Task statement
Find the word "FEES" in the records below. List each line containing it.

══ Task material

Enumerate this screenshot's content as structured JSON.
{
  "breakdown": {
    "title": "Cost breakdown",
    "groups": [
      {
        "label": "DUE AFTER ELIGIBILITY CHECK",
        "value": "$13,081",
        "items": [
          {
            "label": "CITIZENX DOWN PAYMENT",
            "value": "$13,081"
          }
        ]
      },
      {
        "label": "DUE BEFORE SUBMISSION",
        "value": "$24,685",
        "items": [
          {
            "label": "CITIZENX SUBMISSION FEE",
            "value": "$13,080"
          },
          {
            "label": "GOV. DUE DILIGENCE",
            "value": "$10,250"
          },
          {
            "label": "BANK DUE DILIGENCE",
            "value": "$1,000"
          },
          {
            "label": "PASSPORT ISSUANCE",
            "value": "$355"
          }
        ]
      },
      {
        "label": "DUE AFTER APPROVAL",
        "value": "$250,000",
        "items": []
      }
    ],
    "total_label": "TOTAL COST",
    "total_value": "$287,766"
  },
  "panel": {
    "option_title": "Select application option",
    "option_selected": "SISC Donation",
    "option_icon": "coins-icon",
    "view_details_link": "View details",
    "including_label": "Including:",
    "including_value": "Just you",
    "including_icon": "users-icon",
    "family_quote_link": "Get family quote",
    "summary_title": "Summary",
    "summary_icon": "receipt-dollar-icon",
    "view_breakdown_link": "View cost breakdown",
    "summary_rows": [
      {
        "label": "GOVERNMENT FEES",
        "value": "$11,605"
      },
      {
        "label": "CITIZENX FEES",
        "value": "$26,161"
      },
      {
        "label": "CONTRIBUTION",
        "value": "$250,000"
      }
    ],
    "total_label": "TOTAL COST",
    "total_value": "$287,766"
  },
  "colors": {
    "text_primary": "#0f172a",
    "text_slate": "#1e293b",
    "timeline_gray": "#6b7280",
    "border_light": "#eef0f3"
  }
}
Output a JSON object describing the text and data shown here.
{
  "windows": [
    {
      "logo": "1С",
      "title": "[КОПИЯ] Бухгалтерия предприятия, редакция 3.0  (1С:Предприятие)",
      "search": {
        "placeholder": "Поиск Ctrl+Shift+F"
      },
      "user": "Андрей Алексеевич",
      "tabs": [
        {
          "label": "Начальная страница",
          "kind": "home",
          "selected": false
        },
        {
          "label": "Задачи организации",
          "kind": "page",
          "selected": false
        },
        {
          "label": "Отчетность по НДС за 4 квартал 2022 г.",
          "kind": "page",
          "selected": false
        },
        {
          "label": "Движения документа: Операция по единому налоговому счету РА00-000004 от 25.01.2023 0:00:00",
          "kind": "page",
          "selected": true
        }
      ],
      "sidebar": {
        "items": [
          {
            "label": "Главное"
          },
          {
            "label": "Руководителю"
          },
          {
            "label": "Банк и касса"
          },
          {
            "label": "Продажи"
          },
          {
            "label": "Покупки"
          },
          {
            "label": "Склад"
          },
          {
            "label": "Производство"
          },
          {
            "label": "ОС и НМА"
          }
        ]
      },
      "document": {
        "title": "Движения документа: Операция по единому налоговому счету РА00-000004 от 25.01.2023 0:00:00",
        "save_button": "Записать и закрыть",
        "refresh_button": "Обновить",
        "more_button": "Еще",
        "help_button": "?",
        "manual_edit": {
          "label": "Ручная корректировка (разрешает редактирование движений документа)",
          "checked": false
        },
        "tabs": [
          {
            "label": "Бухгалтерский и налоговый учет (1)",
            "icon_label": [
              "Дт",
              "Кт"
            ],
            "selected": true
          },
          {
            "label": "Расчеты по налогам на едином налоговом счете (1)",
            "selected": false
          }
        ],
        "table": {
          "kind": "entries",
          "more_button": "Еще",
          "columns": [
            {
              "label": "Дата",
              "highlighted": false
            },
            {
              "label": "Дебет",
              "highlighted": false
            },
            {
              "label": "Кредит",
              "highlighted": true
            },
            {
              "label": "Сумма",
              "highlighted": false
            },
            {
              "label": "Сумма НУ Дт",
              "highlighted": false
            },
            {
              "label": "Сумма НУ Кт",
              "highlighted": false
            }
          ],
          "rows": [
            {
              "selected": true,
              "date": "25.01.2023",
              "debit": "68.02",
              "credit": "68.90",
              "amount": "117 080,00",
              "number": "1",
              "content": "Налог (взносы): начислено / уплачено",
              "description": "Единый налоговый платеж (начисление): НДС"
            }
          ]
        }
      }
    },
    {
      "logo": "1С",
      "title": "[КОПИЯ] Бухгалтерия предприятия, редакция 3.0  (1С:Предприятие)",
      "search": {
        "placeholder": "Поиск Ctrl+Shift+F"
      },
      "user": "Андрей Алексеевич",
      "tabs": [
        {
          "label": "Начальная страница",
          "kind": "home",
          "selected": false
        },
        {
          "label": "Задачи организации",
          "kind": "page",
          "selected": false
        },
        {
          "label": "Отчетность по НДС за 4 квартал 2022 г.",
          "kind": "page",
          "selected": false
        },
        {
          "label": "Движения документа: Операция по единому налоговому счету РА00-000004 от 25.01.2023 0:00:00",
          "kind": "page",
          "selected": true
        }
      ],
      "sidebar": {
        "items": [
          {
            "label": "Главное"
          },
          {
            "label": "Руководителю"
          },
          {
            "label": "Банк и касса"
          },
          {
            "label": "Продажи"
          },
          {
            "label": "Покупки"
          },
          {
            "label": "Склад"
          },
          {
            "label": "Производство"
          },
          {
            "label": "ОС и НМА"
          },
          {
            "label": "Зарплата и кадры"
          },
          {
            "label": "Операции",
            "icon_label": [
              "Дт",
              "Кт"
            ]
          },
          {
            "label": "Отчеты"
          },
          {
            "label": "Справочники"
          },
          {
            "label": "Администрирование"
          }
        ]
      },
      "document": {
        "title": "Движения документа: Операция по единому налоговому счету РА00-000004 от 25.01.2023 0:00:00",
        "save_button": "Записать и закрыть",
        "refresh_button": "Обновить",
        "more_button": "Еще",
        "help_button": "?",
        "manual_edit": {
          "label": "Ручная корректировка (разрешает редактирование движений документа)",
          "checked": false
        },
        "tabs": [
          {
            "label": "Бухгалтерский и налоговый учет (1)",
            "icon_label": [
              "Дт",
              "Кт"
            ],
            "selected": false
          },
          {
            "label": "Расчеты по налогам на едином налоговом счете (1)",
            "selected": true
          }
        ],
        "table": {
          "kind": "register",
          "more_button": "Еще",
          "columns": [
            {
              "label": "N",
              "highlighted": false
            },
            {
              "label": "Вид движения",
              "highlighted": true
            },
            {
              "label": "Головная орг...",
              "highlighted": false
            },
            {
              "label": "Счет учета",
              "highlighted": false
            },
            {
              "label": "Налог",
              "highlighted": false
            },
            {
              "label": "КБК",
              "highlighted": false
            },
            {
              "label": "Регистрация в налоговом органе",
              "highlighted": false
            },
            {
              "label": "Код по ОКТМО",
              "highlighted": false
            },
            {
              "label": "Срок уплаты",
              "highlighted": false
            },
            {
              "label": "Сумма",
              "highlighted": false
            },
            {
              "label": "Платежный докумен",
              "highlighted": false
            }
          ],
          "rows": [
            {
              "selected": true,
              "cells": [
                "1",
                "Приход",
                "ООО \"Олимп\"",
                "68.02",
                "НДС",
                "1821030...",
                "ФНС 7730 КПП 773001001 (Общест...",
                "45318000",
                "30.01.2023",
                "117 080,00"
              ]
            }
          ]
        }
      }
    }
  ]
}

════

Finished task
        "label": "GOVERNMENT FEES",
        "label": "CITIZENX FEES",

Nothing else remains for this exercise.